(Data entries)
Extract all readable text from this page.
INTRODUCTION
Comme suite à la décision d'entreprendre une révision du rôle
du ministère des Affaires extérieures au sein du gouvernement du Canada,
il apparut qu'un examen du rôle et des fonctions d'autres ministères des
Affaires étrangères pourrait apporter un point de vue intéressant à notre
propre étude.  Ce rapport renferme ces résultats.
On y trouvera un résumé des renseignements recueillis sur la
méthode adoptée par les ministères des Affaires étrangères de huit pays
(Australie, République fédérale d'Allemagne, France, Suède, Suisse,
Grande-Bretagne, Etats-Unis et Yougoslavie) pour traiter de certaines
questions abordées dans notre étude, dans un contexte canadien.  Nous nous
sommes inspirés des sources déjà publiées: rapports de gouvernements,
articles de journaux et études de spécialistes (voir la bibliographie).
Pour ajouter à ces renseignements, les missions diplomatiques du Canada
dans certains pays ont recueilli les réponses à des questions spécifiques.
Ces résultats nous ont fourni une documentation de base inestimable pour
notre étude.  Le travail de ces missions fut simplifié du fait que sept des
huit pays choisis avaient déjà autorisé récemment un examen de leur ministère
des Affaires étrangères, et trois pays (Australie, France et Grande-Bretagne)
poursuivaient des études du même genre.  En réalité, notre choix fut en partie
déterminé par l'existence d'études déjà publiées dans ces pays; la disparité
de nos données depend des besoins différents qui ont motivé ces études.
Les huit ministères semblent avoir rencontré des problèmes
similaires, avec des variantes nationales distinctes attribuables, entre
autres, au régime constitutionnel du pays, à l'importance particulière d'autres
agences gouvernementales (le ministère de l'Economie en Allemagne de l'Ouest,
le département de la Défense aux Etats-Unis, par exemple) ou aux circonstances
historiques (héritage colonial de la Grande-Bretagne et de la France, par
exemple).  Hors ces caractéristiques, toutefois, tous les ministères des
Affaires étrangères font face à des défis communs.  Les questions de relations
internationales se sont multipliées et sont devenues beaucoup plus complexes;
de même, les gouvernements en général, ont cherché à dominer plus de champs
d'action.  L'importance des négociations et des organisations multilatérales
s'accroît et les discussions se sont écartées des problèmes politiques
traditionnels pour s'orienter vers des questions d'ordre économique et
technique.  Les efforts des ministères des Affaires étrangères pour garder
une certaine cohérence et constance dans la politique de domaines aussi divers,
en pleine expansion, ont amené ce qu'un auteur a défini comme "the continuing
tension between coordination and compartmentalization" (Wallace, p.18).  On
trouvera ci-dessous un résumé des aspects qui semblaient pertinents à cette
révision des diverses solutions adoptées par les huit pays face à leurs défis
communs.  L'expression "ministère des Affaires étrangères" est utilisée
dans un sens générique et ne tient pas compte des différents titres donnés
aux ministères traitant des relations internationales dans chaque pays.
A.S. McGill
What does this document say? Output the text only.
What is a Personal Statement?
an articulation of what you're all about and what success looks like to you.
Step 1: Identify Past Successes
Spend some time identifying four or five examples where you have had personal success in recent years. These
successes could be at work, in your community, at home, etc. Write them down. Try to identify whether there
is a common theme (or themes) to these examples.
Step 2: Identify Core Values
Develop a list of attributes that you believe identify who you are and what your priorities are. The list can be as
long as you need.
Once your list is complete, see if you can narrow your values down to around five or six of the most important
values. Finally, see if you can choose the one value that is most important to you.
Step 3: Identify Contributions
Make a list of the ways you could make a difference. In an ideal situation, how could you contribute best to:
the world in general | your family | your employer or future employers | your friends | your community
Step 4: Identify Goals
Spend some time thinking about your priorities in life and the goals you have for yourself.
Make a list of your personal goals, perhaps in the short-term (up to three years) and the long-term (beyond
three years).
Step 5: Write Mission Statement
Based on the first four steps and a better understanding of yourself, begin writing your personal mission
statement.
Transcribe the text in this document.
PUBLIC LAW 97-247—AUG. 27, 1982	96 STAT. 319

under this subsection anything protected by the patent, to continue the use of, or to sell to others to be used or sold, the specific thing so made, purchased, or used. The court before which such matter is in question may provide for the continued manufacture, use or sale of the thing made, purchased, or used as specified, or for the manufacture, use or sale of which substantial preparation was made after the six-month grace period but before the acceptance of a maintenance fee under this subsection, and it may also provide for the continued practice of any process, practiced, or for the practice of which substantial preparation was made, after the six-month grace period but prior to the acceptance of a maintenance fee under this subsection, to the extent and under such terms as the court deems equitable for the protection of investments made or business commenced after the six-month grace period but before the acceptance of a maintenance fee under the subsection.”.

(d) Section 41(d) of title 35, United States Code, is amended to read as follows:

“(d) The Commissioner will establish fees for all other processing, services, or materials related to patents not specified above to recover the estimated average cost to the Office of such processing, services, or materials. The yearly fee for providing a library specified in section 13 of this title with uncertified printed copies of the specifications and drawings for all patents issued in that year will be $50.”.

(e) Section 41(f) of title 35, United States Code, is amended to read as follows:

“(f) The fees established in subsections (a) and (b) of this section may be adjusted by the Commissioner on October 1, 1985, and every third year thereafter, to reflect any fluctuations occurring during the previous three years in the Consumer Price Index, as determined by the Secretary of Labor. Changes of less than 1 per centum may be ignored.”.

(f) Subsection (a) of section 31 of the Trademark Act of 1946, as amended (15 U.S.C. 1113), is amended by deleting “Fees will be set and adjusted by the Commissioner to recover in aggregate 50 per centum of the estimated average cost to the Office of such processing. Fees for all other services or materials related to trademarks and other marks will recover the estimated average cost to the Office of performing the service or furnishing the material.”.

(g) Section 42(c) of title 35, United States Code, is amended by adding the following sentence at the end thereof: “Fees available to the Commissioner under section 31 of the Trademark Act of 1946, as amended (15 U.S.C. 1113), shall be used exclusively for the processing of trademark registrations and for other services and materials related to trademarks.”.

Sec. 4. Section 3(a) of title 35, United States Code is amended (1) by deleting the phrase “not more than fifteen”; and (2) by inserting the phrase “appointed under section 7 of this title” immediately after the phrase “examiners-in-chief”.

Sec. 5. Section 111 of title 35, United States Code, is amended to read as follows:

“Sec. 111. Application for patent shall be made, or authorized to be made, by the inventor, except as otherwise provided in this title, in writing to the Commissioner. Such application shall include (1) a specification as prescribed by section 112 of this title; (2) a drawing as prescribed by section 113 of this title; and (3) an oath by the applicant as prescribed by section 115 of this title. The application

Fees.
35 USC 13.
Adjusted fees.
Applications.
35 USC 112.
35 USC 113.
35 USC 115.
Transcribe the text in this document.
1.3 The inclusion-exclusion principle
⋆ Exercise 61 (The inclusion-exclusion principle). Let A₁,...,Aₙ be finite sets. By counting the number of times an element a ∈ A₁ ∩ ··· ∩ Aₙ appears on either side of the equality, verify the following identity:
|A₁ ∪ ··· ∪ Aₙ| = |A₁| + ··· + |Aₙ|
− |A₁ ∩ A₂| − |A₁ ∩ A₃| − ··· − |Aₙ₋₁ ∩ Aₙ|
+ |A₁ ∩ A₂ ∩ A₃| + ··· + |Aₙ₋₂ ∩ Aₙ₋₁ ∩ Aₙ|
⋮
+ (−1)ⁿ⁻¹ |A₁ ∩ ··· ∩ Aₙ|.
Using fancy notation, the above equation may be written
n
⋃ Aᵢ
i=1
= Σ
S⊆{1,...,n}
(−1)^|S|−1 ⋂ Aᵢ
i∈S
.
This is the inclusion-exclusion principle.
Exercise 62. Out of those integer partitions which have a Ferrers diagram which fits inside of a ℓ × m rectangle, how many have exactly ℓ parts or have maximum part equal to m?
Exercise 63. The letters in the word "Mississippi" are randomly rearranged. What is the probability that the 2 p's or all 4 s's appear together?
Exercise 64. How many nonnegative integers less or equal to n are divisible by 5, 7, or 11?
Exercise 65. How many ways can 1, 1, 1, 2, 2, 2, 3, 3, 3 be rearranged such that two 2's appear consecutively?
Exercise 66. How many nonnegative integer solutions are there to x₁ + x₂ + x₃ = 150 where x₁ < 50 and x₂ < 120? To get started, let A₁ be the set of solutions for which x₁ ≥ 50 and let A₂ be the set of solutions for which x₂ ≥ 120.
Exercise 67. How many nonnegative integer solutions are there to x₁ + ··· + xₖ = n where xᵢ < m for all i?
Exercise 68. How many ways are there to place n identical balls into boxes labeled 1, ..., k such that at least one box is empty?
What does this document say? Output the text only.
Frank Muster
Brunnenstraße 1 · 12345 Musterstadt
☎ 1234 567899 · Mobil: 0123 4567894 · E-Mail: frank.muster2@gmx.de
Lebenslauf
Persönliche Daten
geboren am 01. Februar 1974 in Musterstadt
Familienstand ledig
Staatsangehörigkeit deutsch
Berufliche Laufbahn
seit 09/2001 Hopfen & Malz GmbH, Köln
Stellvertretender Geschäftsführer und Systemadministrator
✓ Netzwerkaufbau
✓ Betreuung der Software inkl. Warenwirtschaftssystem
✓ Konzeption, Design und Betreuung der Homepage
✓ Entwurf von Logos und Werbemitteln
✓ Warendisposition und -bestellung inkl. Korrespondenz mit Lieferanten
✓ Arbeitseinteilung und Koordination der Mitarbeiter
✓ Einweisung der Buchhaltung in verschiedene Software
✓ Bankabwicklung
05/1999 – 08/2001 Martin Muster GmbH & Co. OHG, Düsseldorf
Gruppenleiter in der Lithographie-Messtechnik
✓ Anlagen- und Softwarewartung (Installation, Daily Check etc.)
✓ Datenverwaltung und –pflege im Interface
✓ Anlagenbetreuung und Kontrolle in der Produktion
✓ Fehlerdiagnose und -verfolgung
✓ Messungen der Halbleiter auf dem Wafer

Written problem
From the entries above, select each line containing the string "autres".

Response
il apparut qu'un examen du rôle et des fonctions d'autres ministères des
autres, au régime constitutionnel du pays, à l'importance particulière d'autres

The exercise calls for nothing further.